- EXERCISE MATERIALS -
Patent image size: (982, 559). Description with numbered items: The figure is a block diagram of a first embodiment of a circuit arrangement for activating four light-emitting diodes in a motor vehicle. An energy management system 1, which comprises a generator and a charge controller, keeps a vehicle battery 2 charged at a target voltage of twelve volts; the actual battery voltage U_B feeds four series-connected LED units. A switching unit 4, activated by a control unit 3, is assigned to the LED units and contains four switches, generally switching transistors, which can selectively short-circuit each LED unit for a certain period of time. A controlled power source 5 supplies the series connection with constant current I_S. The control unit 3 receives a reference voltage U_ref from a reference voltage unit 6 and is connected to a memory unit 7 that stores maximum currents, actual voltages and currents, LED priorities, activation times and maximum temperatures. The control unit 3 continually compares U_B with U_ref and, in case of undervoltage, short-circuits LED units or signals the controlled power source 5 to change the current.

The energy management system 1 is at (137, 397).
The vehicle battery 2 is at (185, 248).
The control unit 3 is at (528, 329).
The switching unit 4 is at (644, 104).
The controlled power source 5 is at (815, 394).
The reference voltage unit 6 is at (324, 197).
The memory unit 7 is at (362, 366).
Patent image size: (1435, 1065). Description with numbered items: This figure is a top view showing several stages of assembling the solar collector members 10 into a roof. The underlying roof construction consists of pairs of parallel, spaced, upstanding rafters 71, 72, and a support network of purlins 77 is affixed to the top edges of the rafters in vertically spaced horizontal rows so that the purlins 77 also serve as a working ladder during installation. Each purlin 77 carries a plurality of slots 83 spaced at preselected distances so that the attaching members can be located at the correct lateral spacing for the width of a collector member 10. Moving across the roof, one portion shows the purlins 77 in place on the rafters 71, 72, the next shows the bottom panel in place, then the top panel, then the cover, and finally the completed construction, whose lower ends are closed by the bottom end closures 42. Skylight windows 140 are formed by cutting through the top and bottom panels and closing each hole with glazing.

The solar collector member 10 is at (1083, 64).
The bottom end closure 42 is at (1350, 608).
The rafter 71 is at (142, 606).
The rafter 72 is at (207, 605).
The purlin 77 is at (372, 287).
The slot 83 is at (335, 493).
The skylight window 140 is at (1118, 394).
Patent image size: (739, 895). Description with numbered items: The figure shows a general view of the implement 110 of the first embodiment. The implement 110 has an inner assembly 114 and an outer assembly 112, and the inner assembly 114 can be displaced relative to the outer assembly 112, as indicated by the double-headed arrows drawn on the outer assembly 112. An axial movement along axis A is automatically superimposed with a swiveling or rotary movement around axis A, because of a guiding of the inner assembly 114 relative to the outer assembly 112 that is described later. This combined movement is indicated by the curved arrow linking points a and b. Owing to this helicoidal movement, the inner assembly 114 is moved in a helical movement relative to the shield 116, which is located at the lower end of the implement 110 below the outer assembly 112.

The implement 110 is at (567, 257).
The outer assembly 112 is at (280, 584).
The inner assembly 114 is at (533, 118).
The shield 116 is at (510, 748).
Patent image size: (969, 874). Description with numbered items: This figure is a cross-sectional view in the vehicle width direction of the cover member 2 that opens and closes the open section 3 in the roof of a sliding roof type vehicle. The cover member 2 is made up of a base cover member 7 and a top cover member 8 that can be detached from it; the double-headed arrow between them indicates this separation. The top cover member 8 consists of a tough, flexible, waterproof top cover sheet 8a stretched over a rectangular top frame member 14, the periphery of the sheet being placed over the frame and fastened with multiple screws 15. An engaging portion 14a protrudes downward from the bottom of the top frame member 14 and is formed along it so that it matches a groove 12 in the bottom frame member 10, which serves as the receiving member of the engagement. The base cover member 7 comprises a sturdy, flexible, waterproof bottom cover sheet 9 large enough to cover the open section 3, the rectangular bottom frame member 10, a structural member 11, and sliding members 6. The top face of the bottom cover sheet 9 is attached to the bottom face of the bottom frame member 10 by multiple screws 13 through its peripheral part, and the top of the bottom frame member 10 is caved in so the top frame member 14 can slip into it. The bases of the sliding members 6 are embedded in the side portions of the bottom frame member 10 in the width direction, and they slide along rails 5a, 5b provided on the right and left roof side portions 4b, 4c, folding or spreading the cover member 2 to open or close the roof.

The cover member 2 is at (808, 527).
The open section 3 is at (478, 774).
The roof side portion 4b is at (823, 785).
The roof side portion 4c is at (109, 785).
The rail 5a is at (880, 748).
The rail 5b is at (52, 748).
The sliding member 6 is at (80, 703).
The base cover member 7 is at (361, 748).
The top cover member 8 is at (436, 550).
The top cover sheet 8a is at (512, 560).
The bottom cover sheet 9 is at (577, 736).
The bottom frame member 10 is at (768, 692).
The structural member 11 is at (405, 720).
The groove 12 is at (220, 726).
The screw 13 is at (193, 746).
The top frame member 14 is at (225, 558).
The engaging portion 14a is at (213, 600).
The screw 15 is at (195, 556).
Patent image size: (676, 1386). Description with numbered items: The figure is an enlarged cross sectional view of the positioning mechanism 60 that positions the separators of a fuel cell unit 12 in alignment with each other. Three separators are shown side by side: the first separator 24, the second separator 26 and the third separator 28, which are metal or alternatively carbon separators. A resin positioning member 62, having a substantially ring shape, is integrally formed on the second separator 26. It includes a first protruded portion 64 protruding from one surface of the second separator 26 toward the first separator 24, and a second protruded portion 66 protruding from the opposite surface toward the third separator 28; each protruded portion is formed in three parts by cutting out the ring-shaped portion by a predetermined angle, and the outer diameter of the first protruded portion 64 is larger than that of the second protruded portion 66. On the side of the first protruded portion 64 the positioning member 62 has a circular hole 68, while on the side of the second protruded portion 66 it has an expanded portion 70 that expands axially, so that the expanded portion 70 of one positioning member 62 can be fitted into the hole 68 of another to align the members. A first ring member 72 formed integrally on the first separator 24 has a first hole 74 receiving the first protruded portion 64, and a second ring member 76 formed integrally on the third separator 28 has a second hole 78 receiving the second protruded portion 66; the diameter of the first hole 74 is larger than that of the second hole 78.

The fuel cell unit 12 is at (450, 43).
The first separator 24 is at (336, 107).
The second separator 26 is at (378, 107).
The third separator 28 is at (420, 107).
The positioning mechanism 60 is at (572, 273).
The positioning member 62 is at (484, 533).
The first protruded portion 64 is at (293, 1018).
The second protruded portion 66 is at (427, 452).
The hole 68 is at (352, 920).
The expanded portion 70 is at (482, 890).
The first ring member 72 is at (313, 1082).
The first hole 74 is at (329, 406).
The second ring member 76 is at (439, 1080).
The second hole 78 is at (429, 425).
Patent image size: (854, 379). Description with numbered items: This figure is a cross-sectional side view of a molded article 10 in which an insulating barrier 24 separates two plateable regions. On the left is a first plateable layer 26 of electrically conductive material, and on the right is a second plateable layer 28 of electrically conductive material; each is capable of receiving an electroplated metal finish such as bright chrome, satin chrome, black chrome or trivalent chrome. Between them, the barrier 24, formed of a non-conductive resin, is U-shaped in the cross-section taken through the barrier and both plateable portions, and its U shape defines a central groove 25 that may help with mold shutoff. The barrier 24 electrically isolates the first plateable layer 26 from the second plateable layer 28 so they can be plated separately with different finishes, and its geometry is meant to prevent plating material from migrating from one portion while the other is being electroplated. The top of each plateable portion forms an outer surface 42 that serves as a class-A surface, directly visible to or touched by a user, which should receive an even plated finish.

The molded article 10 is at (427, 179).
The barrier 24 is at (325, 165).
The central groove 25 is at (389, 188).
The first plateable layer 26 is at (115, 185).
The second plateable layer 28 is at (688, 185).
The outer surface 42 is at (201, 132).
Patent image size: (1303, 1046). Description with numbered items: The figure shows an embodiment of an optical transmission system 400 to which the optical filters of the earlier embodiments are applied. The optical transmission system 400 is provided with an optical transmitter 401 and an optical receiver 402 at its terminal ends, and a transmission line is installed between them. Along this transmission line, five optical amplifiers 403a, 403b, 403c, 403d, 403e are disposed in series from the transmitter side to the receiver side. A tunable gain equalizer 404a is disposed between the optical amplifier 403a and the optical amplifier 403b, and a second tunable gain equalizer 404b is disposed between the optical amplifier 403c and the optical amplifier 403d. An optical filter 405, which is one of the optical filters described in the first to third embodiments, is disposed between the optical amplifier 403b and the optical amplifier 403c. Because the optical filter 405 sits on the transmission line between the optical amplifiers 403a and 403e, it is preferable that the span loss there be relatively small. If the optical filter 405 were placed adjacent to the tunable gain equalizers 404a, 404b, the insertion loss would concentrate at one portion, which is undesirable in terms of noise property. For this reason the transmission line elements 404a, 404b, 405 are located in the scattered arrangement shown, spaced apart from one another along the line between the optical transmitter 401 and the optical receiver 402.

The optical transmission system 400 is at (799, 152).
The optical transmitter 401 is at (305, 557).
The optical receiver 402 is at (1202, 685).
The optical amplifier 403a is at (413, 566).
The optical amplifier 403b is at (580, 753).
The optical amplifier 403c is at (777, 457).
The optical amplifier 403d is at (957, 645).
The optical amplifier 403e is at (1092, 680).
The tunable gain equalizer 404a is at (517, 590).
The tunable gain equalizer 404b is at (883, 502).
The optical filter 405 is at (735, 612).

- WRITTEN EXERCISE -
Reproduce the listing from its first line through the line containing "The reference voltage", replacing "motor vehicle" with "automobile" and leaving all else unchanged.

- SOLUTION TO THIS TASK -
Patent image size: (982, 559). Description with numbered items: The figure is a block diagram of a first embodiment of a circuit arrangement for activating four light-emitting diodes in a automobile. An energy management system 1, which comprises a generator and a charge controller, keeps a vehicle battery 2 charged at a target voltage of twelve volts; the actual battery voltage U_B feeds four series-connected LED units. A switching unit 4, activated by a control unit 3, is assigned to the LED units and contains four switches, generally switching transistors, which can selectively short-circuit each LED unit for a certain period of time. A controlled power source 5 supplies the series connection with constant current I_S. The control unit 3 receives a reference voltage U_ref from a reference voltage unit 6 and is connected to a memory unit 7 that stores maximum currents, actual voltages and currents, LED priorities, activation times and maximum temperatures. The control unit 3 continually compares U_B with U_ref and, in case of undervoltage, short-circuits LED units or signals the controlled power source 5 to change the current.

The energy management system 1 is at (137, 397).
The vehicle battery 2 is at (185, 248).
The control unit 3 is at (528, 329).
The switching unit 4 is at (644, 104).
The controlled power source 5 is at (815, 394).
The reference voltage unit 6 is at (324, 197).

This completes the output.